===== Provided data

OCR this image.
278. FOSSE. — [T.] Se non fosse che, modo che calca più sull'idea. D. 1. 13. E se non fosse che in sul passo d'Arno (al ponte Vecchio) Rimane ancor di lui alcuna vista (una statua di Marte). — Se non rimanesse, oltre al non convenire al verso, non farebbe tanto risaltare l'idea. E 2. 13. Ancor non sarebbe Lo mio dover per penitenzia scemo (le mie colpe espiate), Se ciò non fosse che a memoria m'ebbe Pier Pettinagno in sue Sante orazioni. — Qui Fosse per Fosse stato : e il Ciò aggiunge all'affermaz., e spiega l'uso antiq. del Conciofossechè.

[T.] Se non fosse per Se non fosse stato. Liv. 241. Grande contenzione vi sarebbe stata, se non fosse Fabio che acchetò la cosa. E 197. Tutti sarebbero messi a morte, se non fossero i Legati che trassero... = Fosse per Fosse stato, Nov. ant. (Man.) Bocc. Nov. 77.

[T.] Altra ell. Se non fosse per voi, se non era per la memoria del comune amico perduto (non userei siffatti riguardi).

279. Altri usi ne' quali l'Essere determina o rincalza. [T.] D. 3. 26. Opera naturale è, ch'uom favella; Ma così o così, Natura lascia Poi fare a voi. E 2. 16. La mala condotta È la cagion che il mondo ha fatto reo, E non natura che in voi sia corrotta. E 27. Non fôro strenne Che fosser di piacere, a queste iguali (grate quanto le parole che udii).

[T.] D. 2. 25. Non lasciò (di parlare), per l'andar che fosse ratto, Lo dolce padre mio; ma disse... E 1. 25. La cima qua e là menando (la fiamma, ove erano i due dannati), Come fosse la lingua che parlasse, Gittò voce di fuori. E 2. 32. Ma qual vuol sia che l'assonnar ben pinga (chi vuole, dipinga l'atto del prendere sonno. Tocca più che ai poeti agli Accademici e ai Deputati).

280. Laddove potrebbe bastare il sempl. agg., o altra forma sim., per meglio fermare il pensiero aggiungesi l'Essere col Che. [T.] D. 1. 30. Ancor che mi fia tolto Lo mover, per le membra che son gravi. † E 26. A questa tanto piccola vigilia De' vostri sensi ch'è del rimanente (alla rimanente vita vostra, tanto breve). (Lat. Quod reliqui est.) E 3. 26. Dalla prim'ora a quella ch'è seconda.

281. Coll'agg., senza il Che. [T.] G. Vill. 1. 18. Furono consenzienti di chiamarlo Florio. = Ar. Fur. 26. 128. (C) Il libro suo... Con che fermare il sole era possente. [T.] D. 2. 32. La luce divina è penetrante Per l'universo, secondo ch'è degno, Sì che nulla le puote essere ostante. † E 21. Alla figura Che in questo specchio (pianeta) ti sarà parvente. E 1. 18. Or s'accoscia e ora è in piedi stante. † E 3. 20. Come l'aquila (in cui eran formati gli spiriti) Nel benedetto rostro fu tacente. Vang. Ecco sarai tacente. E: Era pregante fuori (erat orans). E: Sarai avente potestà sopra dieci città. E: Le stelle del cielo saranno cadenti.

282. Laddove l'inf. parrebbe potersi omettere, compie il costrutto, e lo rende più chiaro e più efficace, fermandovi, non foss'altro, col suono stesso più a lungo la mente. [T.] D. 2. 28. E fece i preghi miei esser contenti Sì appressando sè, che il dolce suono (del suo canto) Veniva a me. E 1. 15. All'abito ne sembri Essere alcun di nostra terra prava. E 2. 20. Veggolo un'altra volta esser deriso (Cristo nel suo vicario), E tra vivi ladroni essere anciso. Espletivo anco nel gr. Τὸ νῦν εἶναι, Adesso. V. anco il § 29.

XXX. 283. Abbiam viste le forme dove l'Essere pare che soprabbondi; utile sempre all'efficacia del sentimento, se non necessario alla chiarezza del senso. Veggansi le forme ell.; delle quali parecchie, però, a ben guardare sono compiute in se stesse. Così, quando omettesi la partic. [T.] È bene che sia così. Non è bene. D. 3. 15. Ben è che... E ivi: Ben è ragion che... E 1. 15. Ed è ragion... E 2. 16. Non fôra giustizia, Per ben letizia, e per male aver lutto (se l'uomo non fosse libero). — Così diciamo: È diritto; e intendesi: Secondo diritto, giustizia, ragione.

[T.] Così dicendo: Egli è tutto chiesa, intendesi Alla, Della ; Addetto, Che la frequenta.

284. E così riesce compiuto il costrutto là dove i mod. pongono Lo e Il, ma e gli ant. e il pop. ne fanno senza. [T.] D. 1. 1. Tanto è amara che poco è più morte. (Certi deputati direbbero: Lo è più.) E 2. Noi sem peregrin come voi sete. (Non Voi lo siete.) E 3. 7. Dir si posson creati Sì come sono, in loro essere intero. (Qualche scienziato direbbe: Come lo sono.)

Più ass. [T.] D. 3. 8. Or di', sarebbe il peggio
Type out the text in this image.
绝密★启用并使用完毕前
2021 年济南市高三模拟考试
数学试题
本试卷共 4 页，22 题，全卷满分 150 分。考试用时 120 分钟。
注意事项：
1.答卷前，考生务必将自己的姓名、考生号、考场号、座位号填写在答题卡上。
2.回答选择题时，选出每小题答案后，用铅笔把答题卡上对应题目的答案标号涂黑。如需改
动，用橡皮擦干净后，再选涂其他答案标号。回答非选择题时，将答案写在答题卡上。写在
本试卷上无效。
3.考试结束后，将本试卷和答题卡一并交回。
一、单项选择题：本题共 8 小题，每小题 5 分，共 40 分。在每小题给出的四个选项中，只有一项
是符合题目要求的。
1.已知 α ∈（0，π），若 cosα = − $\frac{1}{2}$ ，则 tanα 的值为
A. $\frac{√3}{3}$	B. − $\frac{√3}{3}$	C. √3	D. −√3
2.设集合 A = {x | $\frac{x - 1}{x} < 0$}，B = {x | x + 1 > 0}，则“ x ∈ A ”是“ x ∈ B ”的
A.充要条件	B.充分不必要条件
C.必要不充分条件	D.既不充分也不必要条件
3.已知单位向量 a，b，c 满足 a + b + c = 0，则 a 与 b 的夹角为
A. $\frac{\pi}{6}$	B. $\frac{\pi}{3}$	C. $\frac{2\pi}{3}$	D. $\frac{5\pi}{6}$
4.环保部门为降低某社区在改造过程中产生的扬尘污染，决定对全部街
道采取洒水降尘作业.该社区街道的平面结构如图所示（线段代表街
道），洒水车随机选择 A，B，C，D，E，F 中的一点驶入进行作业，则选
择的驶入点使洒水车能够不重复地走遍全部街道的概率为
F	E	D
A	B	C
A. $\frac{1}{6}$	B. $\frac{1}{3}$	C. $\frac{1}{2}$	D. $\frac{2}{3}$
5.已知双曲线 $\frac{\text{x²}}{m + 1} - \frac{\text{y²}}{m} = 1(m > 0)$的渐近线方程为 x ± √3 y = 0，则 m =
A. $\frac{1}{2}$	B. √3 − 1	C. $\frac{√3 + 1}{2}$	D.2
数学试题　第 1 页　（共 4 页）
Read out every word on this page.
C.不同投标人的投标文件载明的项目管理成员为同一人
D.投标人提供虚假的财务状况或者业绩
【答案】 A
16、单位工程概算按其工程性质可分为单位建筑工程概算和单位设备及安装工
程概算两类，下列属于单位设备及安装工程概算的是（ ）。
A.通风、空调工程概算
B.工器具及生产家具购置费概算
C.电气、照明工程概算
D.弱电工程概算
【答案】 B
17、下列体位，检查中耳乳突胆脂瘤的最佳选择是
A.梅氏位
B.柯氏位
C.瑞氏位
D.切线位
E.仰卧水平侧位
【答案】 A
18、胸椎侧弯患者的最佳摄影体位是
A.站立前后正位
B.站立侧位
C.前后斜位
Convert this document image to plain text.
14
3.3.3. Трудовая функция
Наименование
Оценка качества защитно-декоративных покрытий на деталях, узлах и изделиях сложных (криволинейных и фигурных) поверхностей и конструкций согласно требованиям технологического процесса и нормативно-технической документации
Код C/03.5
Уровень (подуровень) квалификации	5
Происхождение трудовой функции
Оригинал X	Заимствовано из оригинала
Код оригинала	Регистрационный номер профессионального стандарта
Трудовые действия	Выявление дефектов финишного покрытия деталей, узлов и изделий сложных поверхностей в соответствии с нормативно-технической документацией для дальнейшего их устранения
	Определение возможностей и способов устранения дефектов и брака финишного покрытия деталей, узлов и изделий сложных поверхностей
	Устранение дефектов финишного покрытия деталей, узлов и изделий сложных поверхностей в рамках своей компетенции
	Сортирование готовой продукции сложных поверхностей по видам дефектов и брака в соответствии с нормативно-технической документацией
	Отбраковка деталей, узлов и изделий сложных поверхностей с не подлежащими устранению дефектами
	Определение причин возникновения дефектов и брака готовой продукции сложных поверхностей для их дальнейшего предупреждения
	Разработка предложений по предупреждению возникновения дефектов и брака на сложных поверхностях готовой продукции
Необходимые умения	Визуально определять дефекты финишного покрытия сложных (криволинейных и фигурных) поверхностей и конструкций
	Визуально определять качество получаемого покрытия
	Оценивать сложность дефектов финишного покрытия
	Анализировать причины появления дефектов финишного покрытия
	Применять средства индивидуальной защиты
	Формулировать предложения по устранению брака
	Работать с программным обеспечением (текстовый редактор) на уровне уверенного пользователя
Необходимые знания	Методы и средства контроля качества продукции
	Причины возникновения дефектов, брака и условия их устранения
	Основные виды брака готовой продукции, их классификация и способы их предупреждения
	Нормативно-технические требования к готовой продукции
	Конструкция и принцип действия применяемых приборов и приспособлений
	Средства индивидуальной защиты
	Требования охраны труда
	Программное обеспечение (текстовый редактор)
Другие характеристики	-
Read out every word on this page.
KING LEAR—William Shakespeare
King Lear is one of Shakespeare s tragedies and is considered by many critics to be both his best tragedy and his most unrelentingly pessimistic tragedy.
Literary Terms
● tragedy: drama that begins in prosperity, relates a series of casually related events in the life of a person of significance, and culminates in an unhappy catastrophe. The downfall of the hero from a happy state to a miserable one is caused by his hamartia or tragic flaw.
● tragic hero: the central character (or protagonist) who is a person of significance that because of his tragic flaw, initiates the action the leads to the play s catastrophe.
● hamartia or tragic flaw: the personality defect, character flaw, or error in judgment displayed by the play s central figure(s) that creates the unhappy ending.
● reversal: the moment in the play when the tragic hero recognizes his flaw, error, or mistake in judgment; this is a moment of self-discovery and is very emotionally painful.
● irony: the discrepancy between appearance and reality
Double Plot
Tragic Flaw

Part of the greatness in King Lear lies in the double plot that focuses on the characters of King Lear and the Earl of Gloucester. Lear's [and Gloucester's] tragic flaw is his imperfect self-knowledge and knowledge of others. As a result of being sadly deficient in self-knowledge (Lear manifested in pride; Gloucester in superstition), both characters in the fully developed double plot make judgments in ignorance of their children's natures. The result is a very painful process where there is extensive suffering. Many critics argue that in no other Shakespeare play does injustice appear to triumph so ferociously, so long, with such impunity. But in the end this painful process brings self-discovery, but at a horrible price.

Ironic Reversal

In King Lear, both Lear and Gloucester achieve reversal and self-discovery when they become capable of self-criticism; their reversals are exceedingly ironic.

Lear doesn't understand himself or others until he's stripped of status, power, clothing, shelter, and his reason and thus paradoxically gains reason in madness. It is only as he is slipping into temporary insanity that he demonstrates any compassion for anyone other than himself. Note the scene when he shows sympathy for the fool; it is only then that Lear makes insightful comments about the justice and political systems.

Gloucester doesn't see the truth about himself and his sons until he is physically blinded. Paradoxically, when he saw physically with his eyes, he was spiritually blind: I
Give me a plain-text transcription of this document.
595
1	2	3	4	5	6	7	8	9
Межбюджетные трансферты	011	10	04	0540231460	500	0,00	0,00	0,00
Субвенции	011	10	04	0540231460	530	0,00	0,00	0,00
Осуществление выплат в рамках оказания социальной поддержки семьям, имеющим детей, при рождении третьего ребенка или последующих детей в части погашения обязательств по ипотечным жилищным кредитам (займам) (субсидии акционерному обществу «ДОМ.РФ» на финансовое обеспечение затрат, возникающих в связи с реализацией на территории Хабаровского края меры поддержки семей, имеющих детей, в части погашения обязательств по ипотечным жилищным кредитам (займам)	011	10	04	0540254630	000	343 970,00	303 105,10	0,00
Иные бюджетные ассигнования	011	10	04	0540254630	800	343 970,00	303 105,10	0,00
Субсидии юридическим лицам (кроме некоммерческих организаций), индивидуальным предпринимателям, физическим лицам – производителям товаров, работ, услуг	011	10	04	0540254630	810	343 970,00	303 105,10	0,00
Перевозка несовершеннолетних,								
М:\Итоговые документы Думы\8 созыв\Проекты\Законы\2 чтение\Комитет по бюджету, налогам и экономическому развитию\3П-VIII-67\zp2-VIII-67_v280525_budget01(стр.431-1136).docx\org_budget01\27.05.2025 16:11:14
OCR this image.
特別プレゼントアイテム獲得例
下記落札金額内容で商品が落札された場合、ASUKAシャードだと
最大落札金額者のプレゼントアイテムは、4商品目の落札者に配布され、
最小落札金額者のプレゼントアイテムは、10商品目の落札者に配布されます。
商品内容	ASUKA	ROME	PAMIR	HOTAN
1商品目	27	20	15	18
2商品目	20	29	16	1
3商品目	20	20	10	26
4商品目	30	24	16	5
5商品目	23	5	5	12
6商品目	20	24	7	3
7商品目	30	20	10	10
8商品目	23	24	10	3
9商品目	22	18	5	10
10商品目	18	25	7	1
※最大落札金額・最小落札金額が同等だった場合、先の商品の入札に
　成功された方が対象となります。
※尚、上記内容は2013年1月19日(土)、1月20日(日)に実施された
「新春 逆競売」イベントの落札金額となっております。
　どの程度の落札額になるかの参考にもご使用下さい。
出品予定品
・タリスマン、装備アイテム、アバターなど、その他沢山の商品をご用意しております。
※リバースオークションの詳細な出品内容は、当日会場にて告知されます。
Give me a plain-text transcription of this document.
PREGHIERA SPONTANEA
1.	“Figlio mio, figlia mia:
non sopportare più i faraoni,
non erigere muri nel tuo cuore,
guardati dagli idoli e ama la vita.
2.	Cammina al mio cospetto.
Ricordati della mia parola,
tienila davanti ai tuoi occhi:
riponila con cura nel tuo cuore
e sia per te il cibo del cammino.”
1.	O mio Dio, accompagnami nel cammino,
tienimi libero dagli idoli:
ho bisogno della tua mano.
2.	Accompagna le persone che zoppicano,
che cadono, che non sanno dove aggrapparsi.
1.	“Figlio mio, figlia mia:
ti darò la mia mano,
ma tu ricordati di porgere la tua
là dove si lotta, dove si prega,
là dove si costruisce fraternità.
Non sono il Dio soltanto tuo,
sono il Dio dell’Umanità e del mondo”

==========

• [Objective] From the data above, copy out every line with the string "cammino" in it.

• [Full answer]
e sia per te il cibo del cammino.”
1.	O mio Dio, accompagnami nel cammino,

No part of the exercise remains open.